▶ [The records]
════════════════════

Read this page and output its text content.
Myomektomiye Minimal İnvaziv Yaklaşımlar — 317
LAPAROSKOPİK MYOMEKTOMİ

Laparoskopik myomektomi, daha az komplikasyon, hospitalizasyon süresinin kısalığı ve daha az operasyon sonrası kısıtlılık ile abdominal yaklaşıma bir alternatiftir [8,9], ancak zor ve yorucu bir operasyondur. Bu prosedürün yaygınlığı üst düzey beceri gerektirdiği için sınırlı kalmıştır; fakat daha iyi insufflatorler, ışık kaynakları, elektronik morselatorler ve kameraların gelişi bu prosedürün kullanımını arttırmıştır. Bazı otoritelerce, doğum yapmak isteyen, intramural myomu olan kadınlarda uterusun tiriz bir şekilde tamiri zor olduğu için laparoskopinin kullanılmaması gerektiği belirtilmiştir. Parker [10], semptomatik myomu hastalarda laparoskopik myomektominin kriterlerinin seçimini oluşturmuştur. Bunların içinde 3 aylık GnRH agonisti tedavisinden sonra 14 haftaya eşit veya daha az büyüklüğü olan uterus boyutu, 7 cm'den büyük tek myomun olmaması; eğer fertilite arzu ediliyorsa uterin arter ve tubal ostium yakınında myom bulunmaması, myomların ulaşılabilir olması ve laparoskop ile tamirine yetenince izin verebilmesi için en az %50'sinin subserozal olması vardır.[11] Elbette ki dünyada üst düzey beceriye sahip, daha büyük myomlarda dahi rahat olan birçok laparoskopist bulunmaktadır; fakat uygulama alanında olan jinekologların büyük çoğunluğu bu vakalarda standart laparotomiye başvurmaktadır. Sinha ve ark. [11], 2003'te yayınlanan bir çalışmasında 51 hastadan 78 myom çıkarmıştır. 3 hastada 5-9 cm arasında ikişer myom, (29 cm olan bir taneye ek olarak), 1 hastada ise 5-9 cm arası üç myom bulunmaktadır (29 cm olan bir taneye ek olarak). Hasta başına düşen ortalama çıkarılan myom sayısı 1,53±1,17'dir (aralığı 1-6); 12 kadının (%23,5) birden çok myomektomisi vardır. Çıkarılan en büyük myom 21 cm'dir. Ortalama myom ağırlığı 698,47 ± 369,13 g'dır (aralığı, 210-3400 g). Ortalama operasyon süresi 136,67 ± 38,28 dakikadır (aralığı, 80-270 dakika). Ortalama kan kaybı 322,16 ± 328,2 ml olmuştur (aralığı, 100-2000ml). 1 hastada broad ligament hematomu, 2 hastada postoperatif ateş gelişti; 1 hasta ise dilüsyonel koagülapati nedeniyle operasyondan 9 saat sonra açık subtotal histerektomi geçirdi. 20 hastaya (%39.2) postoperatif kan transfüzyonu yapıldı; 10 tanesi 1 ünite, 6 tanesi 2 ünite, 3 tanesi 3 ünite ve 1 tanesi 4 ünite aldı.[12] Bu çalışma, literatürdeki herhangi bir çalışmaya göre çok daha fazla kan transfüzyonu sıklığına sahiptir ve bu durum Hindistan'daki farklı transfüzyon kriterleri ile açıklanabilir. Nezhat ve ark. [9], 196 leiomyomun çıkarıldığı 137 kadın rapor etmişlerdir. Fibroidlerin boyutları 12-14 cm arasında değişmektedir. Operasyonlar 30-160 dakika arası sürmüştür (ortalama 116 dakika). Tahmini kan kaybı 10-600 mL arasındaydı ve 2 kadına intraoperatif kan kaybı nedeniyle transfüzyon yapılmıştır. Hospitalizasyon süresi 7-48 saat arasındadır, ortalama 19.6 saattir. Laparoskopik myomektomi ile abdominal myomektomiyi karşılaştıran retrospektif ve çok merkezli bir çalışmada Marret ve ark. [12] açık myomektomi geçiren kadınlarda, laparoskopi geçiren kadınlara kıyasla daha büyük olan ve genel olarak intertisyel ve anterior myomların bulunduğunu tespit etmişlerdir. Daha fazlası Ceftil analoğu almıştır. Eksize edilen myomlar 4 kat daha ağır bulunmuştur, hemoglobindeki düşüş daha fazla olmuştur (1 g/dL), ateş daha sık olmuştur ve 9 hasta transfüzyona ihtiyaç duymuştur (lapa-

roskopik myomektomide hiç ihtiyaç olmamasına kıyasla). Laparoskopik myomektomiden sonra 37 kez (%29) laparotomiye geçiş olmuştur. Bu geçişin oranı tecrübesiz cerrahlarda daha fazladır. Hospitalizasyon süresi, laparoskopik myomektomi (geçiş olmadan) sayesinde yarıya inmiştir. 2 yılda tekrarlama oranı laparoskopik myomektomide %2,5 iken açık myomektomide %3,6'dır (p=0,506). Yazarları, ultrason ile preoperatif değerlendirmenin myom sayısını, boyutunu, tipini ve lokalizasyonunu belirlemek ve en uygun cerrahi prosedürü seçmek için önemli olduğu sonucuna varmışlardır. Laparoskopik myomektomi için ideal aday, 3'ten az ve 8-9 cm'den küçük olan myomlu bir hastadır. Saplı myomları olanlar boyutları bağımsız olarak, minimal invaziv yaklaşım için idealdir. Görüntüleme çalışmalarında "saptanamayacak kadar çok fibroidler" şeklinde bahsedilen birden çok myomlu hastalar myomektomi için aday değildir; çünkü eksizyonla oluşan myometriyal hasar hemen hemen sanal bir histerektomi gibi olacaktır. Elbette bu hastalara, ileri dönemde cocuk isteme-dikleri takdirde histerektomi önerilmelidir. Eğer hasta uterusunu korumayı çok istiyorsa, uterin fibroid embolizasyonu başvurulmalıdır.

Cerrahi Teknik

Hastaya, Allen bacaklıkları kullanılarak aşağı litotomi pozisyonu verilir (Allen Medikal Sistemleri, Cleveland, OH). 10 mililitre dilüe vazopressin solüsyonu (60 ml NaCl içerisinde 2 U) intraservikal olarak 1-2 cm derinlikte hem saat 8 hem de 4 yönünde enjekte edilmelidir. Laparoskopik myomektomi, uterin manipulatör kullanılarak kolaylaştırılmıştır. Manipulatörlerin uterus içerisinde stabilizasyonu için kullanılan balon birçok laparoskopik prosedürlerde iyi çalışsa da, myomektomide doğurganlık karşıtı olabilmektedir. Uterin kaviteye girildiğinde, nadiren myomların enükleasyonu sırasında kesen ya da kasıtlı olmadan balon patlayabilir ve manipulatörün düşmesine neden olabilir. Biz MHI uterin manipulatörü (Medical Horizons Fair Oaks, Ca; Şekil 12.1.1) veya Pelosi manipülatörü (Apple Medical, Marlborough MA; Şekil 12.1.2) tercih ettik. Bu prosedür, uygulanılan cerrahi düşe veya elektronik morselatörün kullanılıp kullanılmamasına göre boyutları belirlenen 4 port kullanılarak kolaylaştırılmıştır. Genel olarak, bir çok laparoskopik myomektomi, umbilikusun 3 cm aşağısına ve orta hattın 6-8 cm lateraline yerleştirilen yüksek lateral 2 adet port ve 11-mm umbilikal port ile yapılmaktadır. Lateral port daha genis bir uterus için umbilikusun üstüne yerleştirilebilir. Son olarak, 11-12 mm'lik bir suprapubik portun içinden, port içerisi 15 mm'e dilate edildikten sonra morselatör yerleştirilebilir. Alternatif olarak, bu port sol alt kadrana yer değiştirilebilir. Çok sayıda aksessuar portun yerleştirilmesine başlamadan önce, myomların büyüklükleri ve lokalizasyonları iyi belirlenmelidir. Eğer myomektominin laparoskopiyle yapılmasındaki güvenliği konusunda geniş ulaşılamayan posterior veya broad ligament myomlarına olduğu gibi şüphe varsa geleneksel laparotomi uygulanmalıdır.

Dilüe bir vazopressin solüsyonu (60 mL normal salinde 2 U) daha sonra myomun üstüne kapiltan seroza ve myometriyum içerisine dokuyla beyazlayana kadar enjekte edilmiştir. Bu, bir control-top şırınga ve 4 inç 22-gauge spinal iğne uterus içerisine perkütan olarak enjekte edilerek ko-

════════════════════

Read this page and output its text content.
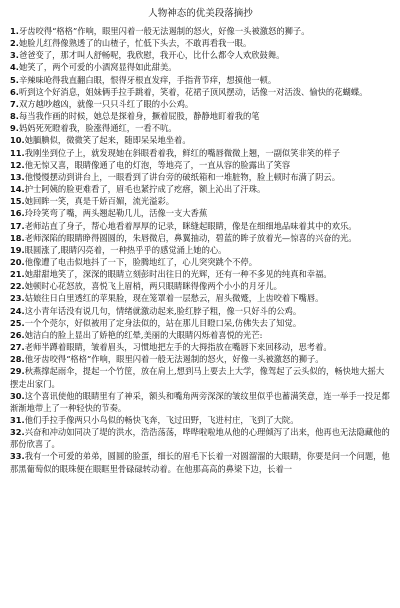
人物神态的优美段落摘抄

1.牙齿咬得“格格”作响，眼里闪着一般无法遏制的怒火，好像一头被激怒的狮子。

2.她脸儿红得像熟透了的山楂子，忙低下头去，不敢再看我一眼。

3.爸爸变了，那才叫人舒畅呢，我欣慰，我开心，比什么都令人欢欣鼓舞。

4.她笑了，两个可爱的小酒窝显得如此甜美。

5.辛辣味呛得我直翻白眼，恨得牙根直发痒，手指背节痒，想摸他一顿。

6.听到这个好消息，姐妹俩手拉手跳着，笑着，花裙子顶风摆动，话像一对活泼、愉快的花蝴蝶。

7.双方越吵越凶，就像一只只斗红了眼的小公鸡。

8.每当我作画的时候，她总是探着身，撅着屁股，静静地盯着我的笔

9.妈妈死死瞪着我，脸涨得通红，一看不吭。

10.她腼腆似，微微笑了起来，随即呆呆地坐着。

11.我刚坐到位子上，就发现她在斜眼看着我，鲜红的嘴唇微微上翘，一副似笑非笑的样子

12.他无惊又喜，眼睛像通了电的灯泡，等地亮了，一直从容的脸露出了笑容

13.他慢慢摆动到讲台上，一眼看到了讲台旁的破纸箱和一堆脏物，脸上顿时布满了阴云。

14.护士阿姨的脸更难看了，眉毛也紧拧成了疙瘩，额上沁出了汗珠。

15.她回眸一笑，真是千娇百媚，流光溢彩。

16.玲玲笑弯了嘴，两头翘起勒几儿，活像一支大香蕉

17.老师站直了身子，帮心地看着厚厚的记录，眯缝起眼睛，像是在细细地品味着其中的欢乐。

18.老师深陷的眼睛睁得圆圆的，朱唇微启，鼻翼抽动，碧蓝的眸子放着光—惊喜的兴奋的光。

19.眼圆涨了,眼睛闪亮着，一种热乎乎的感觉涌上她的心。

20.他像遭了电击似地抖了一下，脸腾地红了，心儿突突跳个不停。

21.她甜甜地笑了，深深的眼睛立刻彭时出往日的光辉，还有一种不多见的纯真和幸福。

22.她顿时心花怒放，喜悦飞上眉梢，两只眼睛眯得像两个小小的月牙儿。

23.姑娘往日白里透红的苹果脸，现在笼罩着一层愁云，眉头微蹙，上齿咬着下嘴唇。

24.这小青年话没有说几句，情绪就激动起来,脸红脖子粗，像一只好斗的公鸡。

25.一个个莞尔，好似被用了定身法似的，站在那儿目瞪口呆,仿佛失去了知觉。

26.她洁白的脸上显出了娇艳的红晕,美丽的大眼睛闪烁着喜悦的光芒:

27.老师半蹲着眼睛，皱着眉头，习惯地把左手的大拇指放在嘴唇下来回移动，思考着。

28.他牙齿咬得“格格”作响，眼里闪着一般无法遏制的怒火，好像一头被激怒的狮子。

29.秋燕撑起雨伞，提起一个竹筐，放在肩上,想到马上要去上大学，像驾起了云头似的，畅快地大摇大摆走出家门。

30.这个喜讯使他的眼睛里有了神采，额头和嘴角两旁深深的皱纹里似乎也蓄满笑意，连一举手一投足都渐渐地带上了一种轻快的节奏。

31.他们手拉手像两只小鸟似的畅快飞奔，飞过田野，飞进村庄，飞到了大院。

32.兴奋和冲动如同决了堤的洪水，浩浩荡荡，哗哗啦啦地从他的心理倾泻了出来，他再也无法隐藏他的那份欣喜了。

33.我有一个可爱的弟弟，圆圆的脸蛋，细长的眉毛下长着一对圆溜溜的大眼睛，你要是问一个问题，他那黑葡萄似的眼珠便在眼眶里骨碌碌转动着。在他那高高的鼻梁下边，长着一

════════════════════

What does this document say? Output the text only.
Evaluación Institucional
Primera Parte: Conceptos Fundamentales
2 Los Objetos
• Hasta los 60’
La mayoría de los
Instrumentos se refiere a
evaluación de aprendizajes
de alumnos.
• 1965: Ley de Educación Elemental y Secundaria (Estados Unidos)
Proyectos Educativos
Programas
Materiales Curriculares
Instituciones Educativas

════════════════════

▶ [Task description] Copy every line above that includes the string "好像一头被激怒的狮子".

▶ [Solution to the problem]
1.牙齿咬得“格格”作响，眼里闪着一般无法遏制的怒火，好像一头被激怒的狮子。
28.他牙齿咬得“格格”作响，眼里闪着一般无法遏制的怒火，好像一头被激怒的狮子。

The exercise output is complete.